→ Document section
- - - -

James D. Blacklock, Chief Justice
Debra H. Lehrmann, Justice
Jeffrey S. Boyd, Justice
John P. Devine, Justice
J. Brett Busby, Justice
Jane N. Bland, Justice
Rebeca A. Huddle, Justice
Evan A. Young, Justice
James P. Sullivan, Justice
Sandom Baumgardner, Petitioner,
v.
Brazos River Authority, Respondent
The Fifteenth Court of Appeals has forwarded to this Court a party's motion to return an appeal to the Tenth Court of Appeals. At issue is whether, for purposes of the statute that defines the Fifteenth Court's jurisdiction, a river authority is an “agency in the executive branch of the state government.” TEX. GOV'T CODE § 22.220(d)(1). If it is, then the Fifteenth Court has exclusive intermediate appellate jurisdiction over civil matters brought by or against a river authority. We hold that a river authority generally—and the Brazos River Authority specifically—does not qualify under the statute as an “agency in the executive branch.” Because this appeal does not fall within the exclusive intermediate appellate jurisdiction of the Fifteenth Court, it should not have been transferred to that court, and we therefore grant the motion and return the appeal to the Tenth Court.

- - - -

→ Given data
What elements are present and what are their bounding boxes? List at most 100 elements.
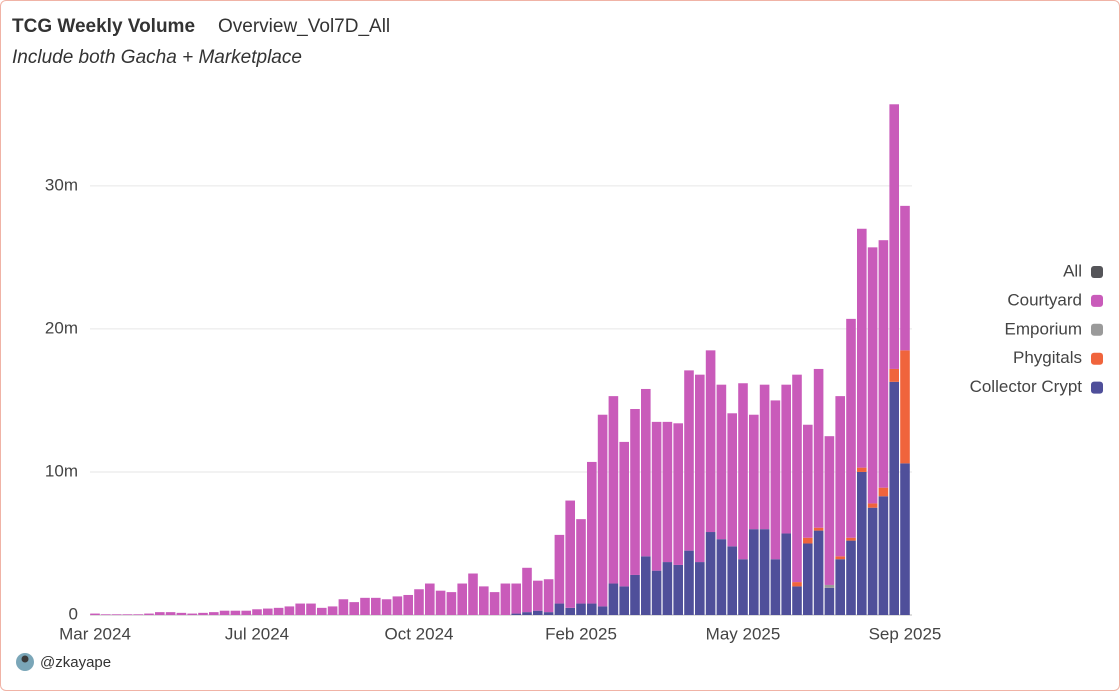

- - - -

→ Required tasks
**A.** According to the opinion excerpt, why does the Court grant the motion and return the appeal to the Tenth Court of Appeals?
**B.** Translate this sentence from the opinion excerpt into Spanish: "The Fifteenth Court of Appeals has forwarded to this Court a party's motion to return an appeal to the Tenth Court of Appeals."
Work only from the opinion excerpt, not the data.

→ Answers for the exercise
**A.** The Court holds that a river authority, and the Brazos River Authority specifically, does not qualify as an "agency in the executive branch" under the statute defining the Fifteenth Court's jurisdiction. The appeal therefore does not fall within the Fifteenth Court's exclusive intermediate appellate jurisdiction and should not have been transferred there.

**B.** El Decimoquinto Tribunal de Apelaciones ha remitido a este Tribunal la moción de una de las partes para devolver una apelación al Décimo Tribunal de Apelaciones.